OBJECTIVE: Find the line containing "Output the text content of this document.", then return it and every line after it through the end of the records, exactly. Leave out pictures.

┏━━

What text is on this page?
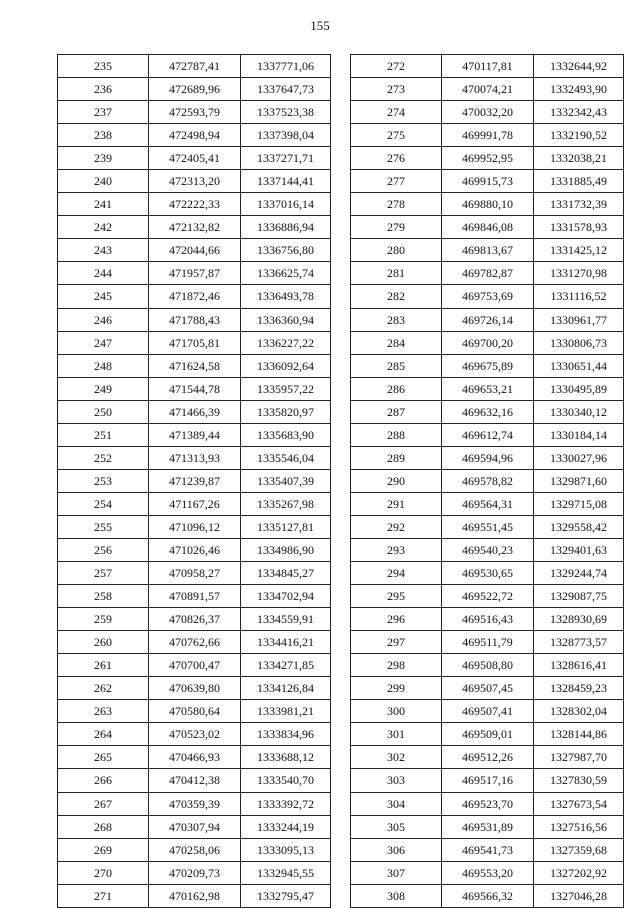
155
235	472787,41	1337771,06
236	472689,96	1337647,73
237	472593,79	1337523,38
238	472498,94	1337398,04
239	472405,41	1337271,71
240	472313,20	1337144,41
241	472222,33	1337016,14
242	472132,82	1336886,94
243	472044,66	1336756,80
244	471957,87	1336625,74
245	471872,46	1336493,78
246	471788,43	1336360,94
247	471705,81	1336227,22
248	471624,58	1336092,64
249	471544,78	1335957,22
250	471466,39	1335820,97
251	471389,44	1335683,90
252	471313,93	1335546,04
253	471239,87	1335407,39
254	471167,26	1335267,98
255	471096,12	1335127,81
256	471026,46	1334986,90
257	470958,27	1334845,27
258	470891,57	1334702,94
259	470826,37	1334559,91
260	470762,66	1334416,21
261	470700,47	1334271,85
262	470639,80	1334126,84
263	470580,64	1333981,21
264	470523,02	1333834,96
265	470466,93	1333688,12
266	470412,38	1333540,70
267	470359,39	1333392,72
268	470307,94	1333244,19
269	470258,06	1333095,13
270	470209,73	1332945,55
271	470162,98	1332795,47
272	470117,81	1332644,92
273	470074,21	1332493,90
274	470032,20	1332342,43
275	469991,78	1332190,52
276	469952,95	1332038,21
277	469915,73	1331885,49
278	469880,10	1331732,39
279	469846,08	1331578,93
280	469813,67	1331425,12
281	469782,87	1331270,98
282	469753,69	1331116,52
283	469726,14	1330961,77
284	469700,20	1330806,73
285	469675,89	1330651,44
286	469653,21	1330495,89
287	469632,16	1330340,12
288	469612,74	1330184,14
289	469594,96	1330027,96
290	469578,82	1329871,60
291	469564,31	1329715,08
292	469551,45	1329558,42
293	469540,23	1329401,63
294	469530,65	1329244,74
295	469522,72	1329087,75
296	469516,43	1328930,69
297	469511,79	1328773,57
298	469508,80	1328616,41
299	469507,45	1328459,23
300	469507,41	1328302,04
301	469509,01	1328144,86
302	469512,26	1327987,70
303	469517,16	1327830,59
304	469523,70	1327673,54
305	469531,89	1327516,56
306	469541,73	1327359,68
307	469553,20	1327202,92
308	469566,32	1327046,28
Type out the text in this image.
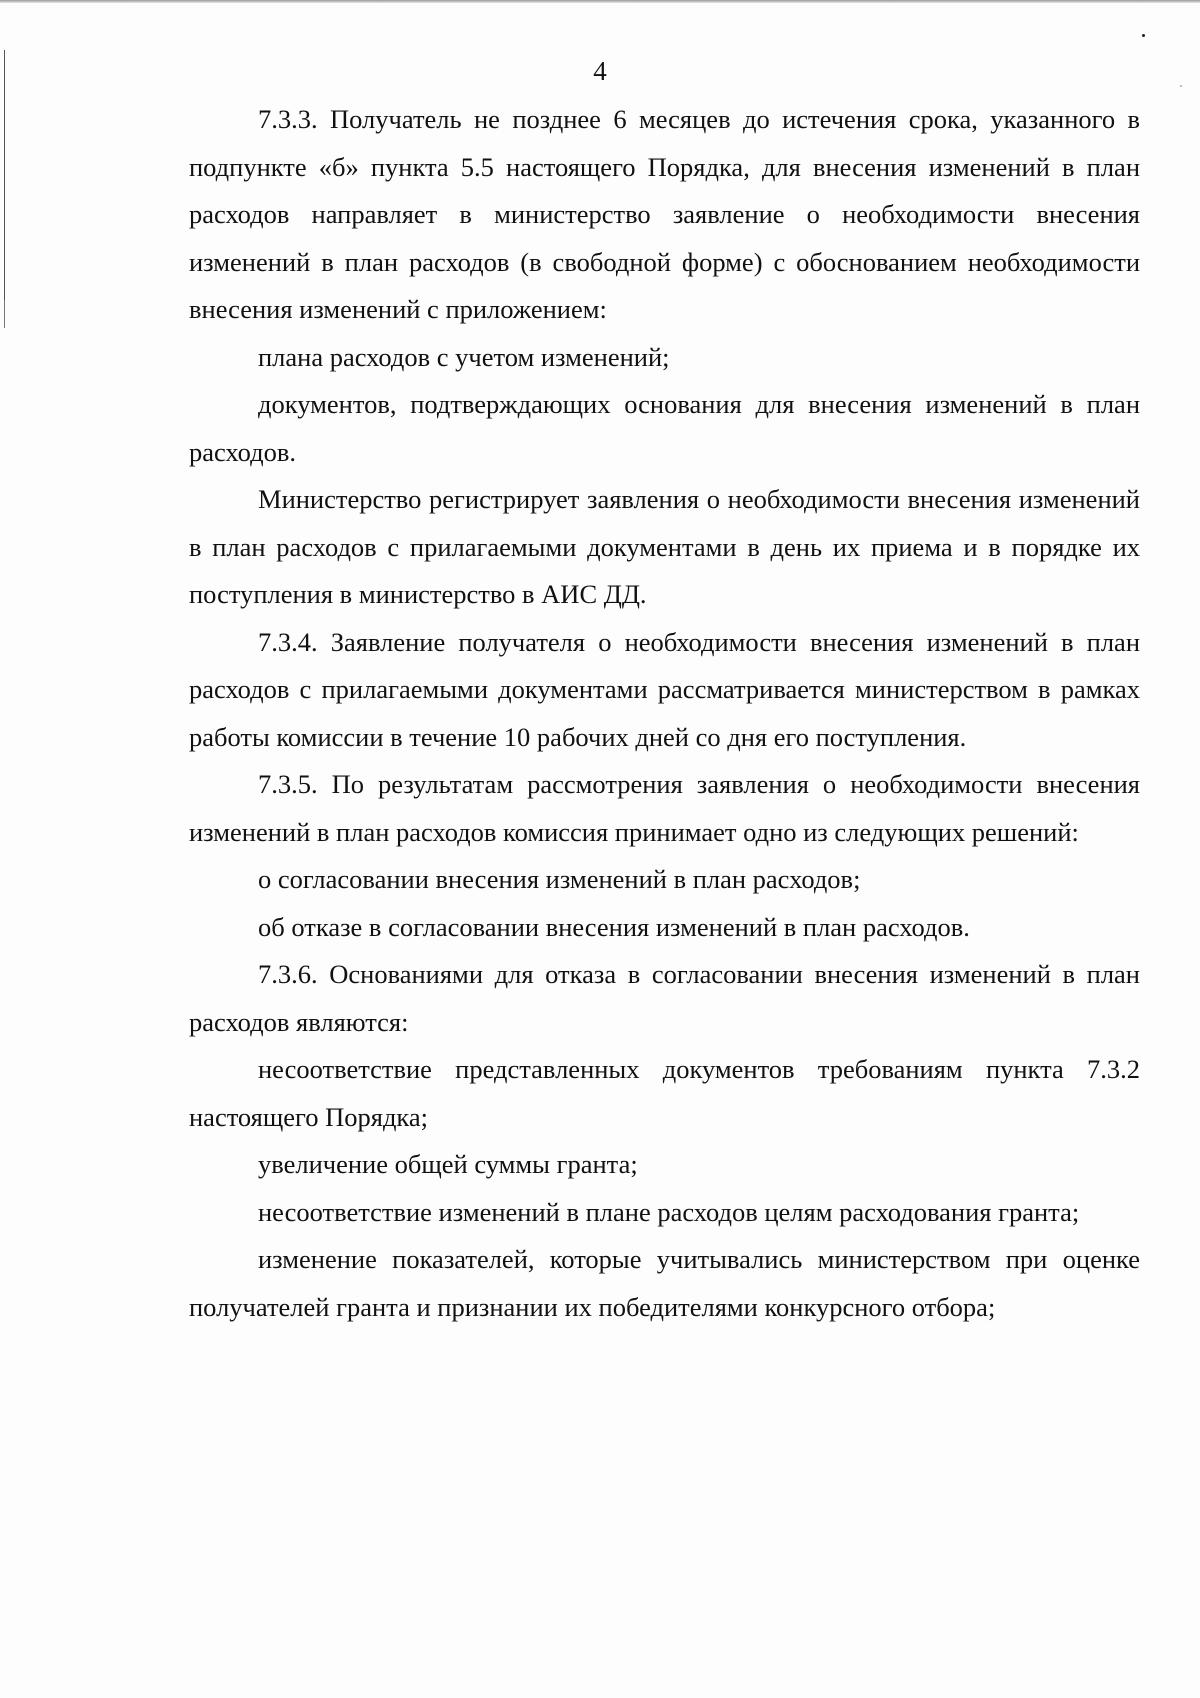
4

7.3.3. Получатель не позднее 6 месяцев до истечения срока, указанного в подпункте «б» пункта 5.5 настоящего Порядка, для внесения изменений в план расходов направляет в министерство заявление о необходимости внесения изменений в план расходов (в свободной форме) с обоснованием необходимости внесения изменений с приложением:

плана расходов с учетом изменений;

документов, подтверждающих основания для внесения изменений в план расходов.

Министерство регистрирует заявления о необходимости внесения изменений в план расходов с прилагаемыми документами в день их приема и в порядке их поступления в министерство в АИС ДД.

7.3.4. Заявление получателя о необходимости внесения изменений в план расходов с прилагаемыми документами рассматривается министерством в рамках работы комиссии в течение 10 рабочих дней со дня его поступления.

7.3.5. По результатам рассмотрения заявления о необходимости внесения изменений в план расходов комиссия принимает одно из следующих решений:

о согласовании внесения изменений в план расходов;

об отказе в согласовании внесения изменений в план расходов.

7.3.6. Основаниями для отказа в согласовании внесения изменений в план расходов являются:

несоответствие представленных документов требованиям пункта 7.3.2 настоящего Порядка;

увеличение общей суммы гранта;

несоответствие изменений в плане расходов целям расходования гранта;

изменение показателей, которые учитывались министерством при оценке получателей гранта и признании их победителями конкурсного отбора;
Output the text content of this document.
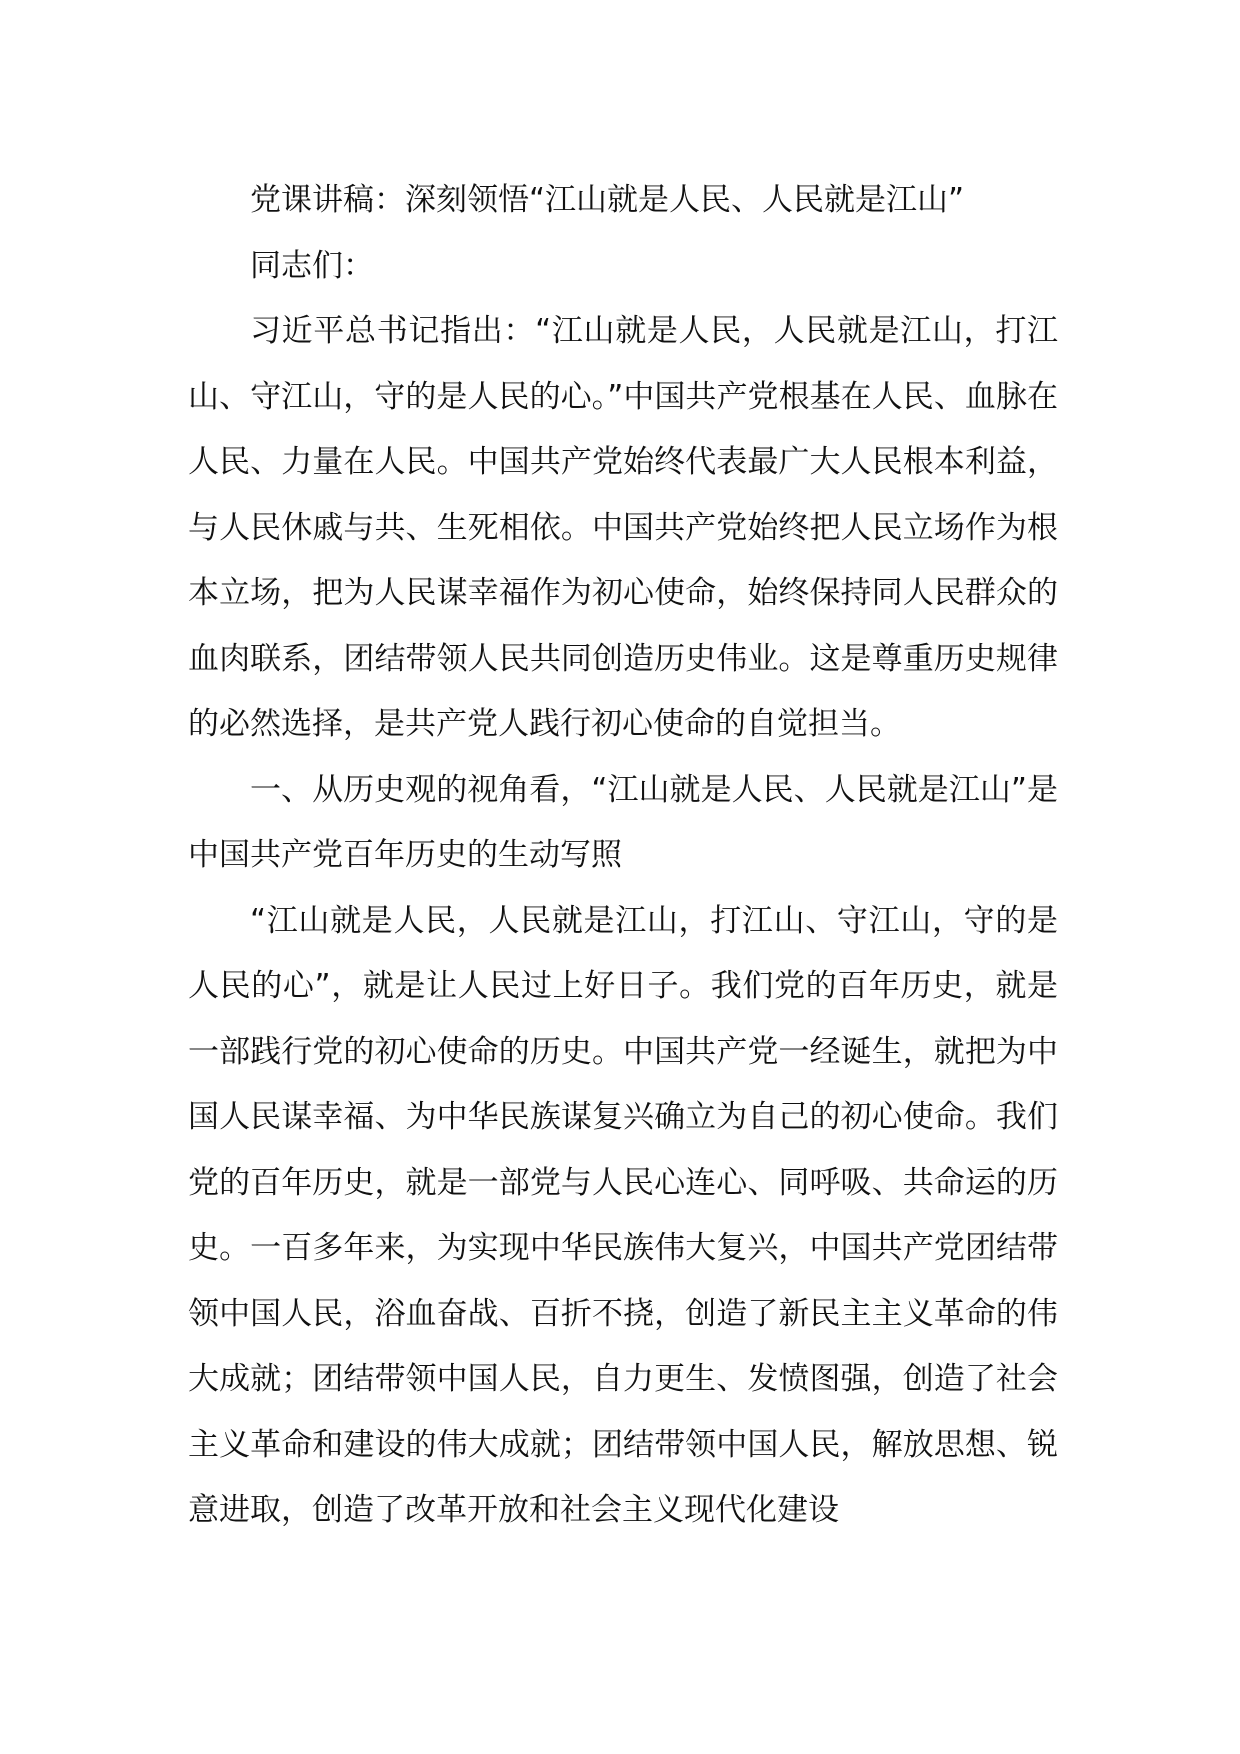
党课讲稿：深刻领悟“江山就是人民、人民就是江山”

同志们：

习近平总书记指出：“江山就是人民，人民就是江山，打江山、守江山，守的是人民的心。”中国共产党根基在人民、血脉在人民、力量在人民。中国共产党始终代表最广大人民根本利益，与人民休戚与共、生死相依。中国共产党始终把人民立场作为根本立场，把为人民谋幸福作为初心使命，始终保持同人民群众的血肉联系，团结带领人民共同创造历史伟业。这是尊重历史规律的必然选择，是共产党人践行初心使命的自觉担当。

一、从历史观的视角看，“江山就是人民、人民就是江山”是中国共产党百年历史的生动写照

“江山就是人民，人民就是江山，打江山、守江山，守的是人民的心”，就是让人民过上好日子。我们党的百年历史，就是一部践行党的初心使命的历史。中国共产党一经诞生，就把为中国人民谋幸福、为中华民族谋复兴确立为自己的初心使命。我们党的百年历史，就是一部党与人民心连心、同呼吸、共命运的历史。一百多年来，为实现中华民族伟大复兴，中国共产党团结带领中国人民，浴血奋战、百折不挠，创造了新民主主义革命的伟大成就；团结带领中国人民，自力更生、发愤图强，创造了社会主义革命和建设的伟大成就；团结带领中国人民，解放思想、锐意进取，创造了改革开放和社会主义现代化建设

┗━━

EXPECTED ANSWER:
Output the text content of this document.
党课讲稿：深刻领悟“江山就是人民、人民就是江山”

同志们：

习近平总书记指出：“江山就是人民，人民就是江山，打江山、守江山，守的是人民的心。”中国共产党根基在人民、血脉在人民、力量在人民。中国共产党始终代表最广大人民根本利益，与人民休戚与共、生死相依。中国共产党始终把人民立场作为根本立场，把为人民谋幸福作为初心使命，始终保持同人民群众的血肉联系，团结带领人民共同创造历史伟业。这是尊重历史规律的必然选择，是共产党人践行初心使命的自觉担当。

一、从历史观的视角看，“江山就是人民、人民就是江山”是中国共产党百年历史的生动写照

“江山就是人民，人民就是江山，打江山、守江山，守的是人民的心”，就是让人民过上好日子。我们党的百年历史，就是一部践行党的初心使命的历史。中国共产党一经诞生，就把为中国人民谋幸福、为中华民族谋复兴确立为自己的初心使命。我们党的百年历史，就是一部党与人民心连心、同呼吸、共命运的历史。一百多年来，为实现中华民族伟大复兴，中国共产党团结带领中国人民，浴血奋战、百折不挠，创造了新民主主义革命的伟大成就；团结带领中国人民，自力更生、发愤图强，创造了社会主义革命和建设的伟大成就；团结带领中国人民，解放思想、锐意进取，创造了改革开放和社会主义现代化建设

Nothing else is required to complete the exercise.